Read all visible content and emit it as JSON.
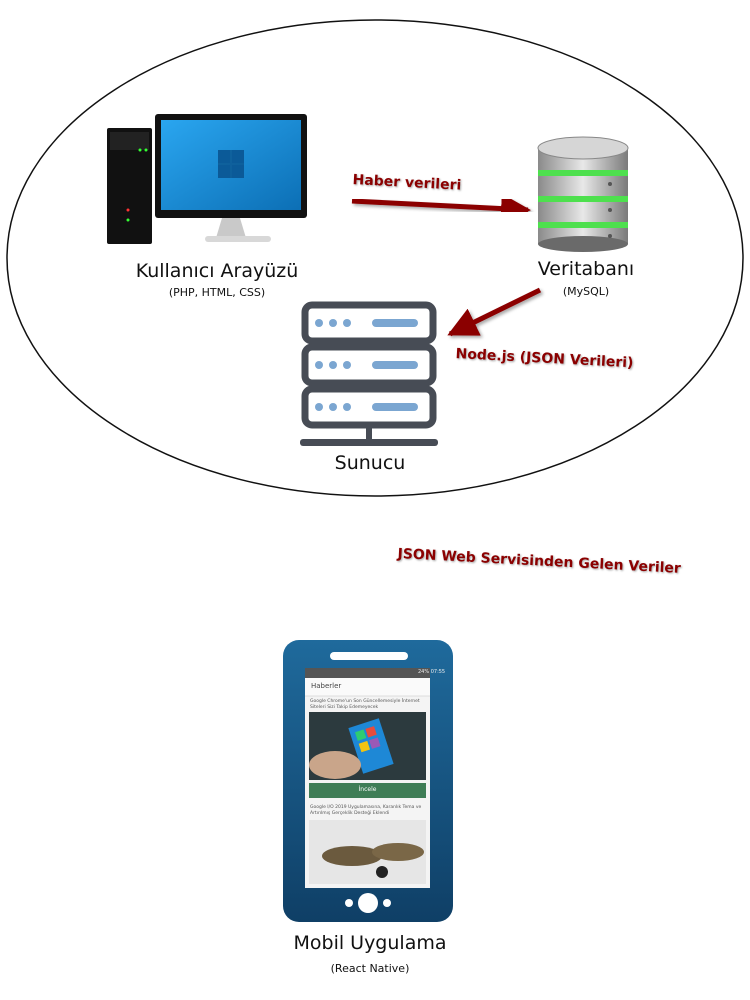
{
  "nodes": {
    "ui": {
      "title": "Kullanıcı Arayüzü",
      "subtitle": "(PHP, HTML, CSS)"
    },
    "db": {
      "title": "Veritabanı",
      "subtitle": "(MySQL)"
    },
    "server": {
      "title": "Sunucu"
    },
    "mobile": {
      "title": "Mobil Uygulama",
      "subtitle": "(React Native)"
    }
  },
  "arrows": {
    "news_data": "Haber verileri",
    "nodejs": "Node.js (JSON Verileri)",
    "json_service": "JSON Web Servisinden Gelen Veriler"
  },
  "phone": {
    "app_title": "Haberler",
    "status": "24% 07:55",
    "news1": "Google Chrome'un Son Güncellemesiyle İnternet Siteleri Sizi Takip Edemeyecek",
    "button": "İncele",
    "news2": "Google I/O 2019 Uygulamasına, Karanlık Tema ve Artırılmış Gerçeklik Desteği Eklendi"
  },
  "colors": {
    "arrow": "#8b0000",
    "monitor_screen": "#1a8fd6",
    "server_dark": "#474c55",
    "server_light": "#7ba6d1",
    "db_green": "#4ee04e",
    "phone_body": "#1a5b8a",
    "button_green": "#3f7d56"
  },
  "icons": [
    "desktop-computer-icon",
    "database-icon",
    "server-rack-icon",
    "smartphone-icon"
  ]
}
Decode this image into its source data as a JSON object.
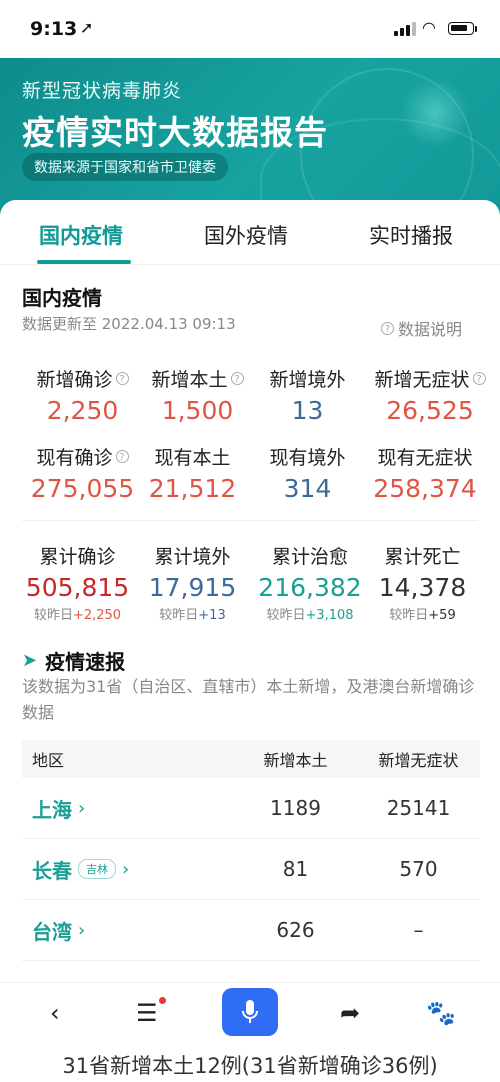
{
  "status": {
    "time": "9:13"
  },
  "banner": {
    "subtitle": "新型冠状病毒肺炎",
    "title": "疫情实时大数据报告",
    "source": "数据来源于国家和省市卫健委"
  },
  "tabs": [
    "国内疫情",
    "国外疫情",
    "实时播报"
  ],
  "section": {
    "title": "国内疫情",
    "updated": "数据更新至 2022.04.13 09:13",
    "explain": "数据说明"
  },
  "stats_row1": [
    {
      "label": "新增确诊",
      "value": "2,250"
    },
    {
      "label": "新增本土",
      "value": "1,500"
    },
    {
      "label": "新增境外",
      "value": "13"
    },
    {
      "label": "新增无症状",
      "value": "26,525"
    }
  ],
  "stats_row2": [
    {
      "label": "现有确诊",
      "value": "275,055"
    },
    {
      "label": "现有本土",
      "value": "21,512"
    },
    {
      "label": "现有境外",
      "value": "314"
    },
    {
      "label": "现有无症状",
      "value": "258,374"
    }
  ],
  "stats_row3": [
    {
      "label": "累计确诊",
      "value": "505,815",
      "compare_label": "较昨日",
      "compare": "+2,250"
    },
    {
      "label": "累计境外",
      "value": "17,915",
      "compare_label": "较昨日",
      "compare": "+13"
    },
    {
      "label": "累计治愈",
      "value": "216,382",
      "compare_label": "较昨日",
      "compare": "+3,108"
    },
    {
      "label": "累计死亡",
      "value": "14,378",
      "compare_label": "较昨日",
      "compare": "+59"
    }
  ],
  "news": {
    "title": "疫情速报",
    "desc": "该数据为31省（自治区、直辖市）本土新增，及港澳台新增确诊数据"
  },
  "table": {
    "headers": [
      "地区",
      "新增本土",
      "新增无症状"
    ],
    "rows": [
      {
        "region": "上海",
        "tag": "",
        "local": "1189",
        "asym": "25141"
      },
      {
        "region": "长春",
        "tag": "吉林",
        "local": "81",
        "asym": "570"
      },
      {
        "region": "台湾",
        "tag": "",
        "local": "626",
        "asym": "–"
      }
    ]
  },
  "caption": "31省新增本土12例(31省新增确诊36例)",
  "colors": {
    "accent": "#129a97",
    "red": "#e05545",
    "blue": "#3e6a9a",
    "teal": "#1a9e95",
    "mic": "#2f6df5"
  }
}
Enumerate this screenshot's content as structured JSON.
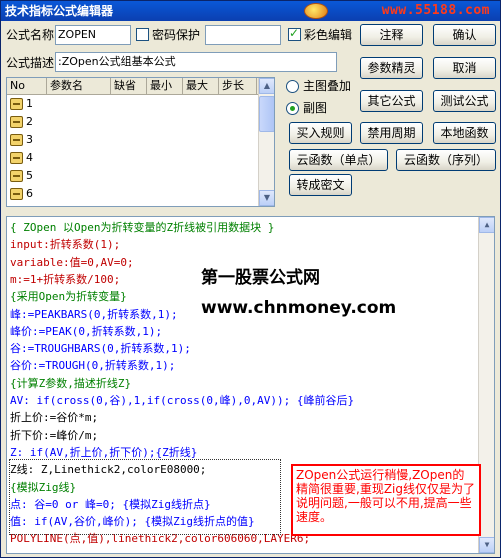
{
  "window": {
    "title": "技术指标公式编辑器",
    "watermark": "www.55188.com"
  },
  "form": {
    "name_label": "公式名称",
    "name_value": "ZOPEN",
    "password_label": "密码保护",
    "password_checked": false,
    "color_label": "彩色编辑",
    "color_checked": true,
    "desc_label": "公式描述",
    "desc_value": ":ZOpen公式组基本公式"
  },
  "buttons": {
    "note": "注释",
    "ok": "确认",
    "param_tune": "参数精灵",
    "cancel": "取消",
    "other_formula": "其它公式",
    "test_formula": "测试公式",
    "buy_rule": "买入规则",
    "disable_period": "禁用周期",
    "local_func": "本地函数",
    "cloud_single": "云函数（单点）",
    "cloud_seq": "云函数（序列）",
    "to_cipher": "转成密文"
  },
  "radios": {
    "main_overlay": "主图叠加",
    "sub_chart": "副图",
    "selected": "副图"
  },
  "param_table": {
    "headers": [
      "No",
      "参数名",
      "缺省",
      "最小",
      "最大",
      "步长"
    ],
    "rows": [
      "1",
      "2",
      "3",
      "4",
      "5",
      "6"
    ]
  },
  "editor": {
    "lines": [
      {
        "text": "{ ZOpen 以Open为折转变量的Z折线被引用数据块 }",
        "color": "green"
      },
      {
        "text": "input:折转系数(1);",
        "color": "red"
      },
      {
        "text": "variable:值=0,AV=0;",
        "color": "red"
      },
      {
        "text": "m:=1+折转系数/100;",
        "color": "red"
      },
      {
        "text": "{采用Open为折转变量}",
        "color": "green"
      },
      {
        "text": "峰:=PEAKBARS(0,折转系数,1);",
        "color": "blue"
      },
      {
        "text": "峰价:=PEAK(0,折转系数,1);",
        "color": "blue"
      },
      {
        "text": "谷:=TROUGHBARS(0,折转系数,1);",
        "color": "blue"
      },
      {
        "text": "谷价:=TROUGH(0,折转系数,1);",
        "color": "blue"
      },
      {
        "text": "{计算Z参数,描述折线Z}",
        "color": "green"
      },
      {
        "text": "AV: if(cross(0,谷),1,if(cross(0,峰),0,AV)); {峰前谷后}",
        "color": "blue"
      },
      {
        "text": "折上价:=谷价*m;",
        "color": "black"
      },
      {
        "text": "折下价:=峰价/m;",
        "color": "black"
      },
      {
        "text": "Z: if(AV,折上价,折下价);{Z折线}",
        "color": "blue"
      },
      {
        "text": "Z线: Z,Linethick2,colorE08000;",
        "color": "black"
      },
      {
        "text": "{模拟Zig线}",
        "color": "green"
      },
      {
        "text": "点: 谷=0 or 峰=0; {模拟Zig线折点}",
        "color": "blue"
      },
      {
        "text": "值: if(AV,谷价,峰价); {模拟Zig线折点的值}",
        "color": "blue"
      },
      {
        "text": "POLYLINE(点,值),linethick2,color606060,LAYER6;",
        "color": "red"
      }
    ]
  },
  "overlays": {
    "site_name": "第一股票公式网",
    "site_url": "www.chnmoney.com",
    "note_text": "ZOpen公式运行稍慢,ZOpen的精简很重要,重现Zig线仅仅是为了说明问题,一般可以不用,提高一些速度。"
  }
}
----
**Written exercise**.
Retype all entries exactly as they appear, dropping the images.

**Answer**.
Read all visible content and emit it as JSON.
{
  "nodes": {
    "ui": {
      "title": "Kullanıcı Arayüzü",
      "subtitle": "(PHP, HTML, CSS)"
    },
    "db": {
      "title": "Veritabanı",
      "subtitle": "(MySQL)"
    },
    "server": {
      "title": "Sunucu"
    },
    "mobile": {
      "title": "Mobil Uygulama",
      "subtitle": "(React Native)"
    }
  },
  "arrows": {
    "news_data": "Haber verileri",
    "nodejs": "Node.js (JSON Verileri)",
    "json_service": "JSON Web Servisinden Gelen Veriler"
  },
  "phone": {
    "app_title": "Haberler",
    "status": "24% 07:55",
    "news1": "Google Chrome'un Son Güncellemesiyle İnternet Siteleri Sizi Takip Edemeyecek",
    "button": "İncele",
    "news2": "Google I/O 2019 Uygulamasına, Karanlık Tema ve Artırılmış Gerçeklik Desteği Eklendi"
  },
  "colors": {
    "arrow": "#8b0000",
    "monitor_screen": "#1a8fd6",
    "server_dark": "#474c55",
    "server_light": "#7ba6d1",
    "db_green": "#4ee04e",
    "phone_body": "#1a5b8a",
    "button_green": "#3f7d56"
  },
  "icons": [
    "desktop-computer-icon",
    "database-icon",
    "server-rack-icon",
    "smartphone-icon"
  ]
}
Decode this image into its source data as a JSON object.
{
  "status": {
    "time": "9:13"
  },
  "banner": {
    "subtitle": "新型冠状病毒肺炎",
    "title": "疫情实时大数据报告",
    "source": "数据来源于国家和省市卫健委"
  },
  "tabs": [
    "国内疫情",
    "国外疫情",
    "实时播报"
  ],
  "section": {
    "title": "国内疫情",
    "updated": "数据更新至 2022.04.13 09:13",
    "explain": "数据说明"
  },
  "stats_row1": [
    {
      "label": "新增确诊",
      "value": "2,250"
    },
    {
      "label": "新增本土",
      "value": "1,500"
    },
    {
      "label": "新增境外",
      "value": "13"
    },
    {
      "label": "新增无症状",
      "value": "26,525"
    }
  ],
  "stats_row2": [
    {
      "label": "现有确诊",
      "value": "275,055"
    },
    {
      "label": "现有本土",
      "value": "21,512"
    },
    {
      "label": "现有境外",
      "value": "314"
    },
    {
      "label": "现有无症状",
      "value": "258,374"
    }
  ],
  "stats_row3": [
    {
      "label": "累计确诊",
      "value": "505,815",
      "compare_label": "较昨日",
      "compare": "+2,250"
    },
    {
      "label": "累计境外",
      "value": "17,915",
      "compare_label": "较昨日",
      "compare": "+13"
    },
    {
      "label": "累计治愈",
      "value": "216,382",
      "compare_label": "较昨日",
      "compare": "+3,108"
    },
    {
      "label": "累计死亡",
      "value": "14,378",
      "compare_label": "较昨日",
      "compare": "+59"
    }
  ],
  "news": {
    "title": "疫情速报",
    "desc": "该数据为31省（自治区、直辖市）本土新增，及港澳台新增确诊数据"
  },
  "table": {
    "headers": [
      "地区",
      "新增本土",
      "新增无症状"
    ],
    "rows": [
      {
        "region": "上海",
        "tag": "",
        "local": "1189",
        "asym": "25141"
      },
      {
        "region": "长春",
        "tag": "吉林",
        "local": "81",
        "asym": "570"
      },
      {
        "region": "台湾",
        "tag": "",
        "local": "626",
        "asym": "–"
      }
    ]
  },
  "caption": "31省新增本土12例(31省新增确诊36例)",
  "colors": {
    "accent": "#129a97",
    "red": "#e05545",
    "blue": "#3e6a9a",
    "teal": "#1a9e95",
    "mic": "#2f6df5"
  }
}
Enumerate this screenshot's content as structured JSON.
{
  "window": {
    "title": "技术指标公式编辑器",
    "watermark": "www.55188.com"
  },
  "form": {
    "name_label": "公式名称",
    "name_value": "ZOPEN",
    "password_label": "密码保护",
    "password_checked": false,
    "color_label": "彩色编辑",
    "color_checked": true,
    "desc_label": "公式描述",
    "desc_value": ":ZOpen公式组基本公式"
  },
  "buttons": {
    "note": "注释",
    "ok": "确认",
    "param_tune": "参数精灵",
    "cancel": "取消",
    "other_formula": "其它公式",
    "test_formula": "测试公式",
    "buy_rule": "买入规则",
    "disable_period": "禁用周期",
    "local_func": "本地函数",
    "cloud_single": "云函数（单点）",
    "cloud_seq": "云函数（序列）",
    "to_cipher": "转成密文"
  },
  "radios": {
    "main_overlay": "主图叠加",
    "sub_chart": "副图",
    "selected": "副图"
  },
  "param_table": {
    "headers": [
      "No",
      "参数名",
      "缺省",
      "最小",
      "最大",
      "步长"
    ],
    "rows": [
      "1",
      "2",
      "3",
      "4",
      "5",
      "6"
    ]
  },
  "editor": {
    "lines": [
      {
        "text": "{ ZOpen 以Open为折转变量的Z折线被引用数据块 }",
        "color": "green"
      },
      {
        "text": "input:折转系数(1);",
        "color": "red"
      },
      {
        "text": "variable:值=0,AV=0;",
        "color": "red"
      },
      {
        "text": "m:=1+折转系数/100;",
        "color": "red"
      },
      {
        "text": "{采用Open为折转变量}",
        "color": "green"
      },
      {
        "text": "峰:=PEAKBARS(0,折转系数,1);",
        "color": "blue"
      },
      {
        "text": "峰价:=PEAK(0,折转系数,1);",
        "color": "blue"
      },
      {
        "text": "谷:=TROUGHBARS(0,折转系数,1);",
        "color": "blue"
      },
      {
        "text": "谷价:=TROUGH(0,折转系数,1);",
        "color": "blue"
      },
      {
        "text": "{计算Z参数,描述折线Z}",
        "color": "green"
      },
      {
        "text": "AV: if(cross(0,谷),1,if(cross(0,峰),0,AV)); {峰前谷后}",
        "color": "blue"
      },
      {
        "text": "折上价:=谷价*m;",
        "color": "black"
      },
      {
        "text": "折下价:=峰价/m;",
        "color": "black"
      },
      {
        "text": "Z: if(AV,折上价,折下价);{Z折线}",
        "color": "blue"
      },
      {
        "text": "Z线: Z,Linethick2,colorE08000;",
        "color": "black"
      },
      {
        "text": "{模拟Zig线}",
        "color": "green"
      },
      {
        "text": "点: 谷=0 or 峰=0; {模拟Zig线折点}",
        "color": "blue"
      },
      {
        "text": "值: if(AV,谷价,峰价); {模拟Zig线折点的值}",
        "color": "blue"
      },
      {
        "text": "POLYLINE(点,值),linethick2,color606060,LAYER6;",
        "color": "red"
      }
    ]
  },
  "overlays": {
    "site_name": "第一股票公式网",
    "site_url": "www.chnmoney.com",
    "note_text": "ZOpen公式运行稍慢,ZOpen的精简很重要,重现Zig线仅仅是为了说明问题,一般可以不用,提高一些速度。"
  }
}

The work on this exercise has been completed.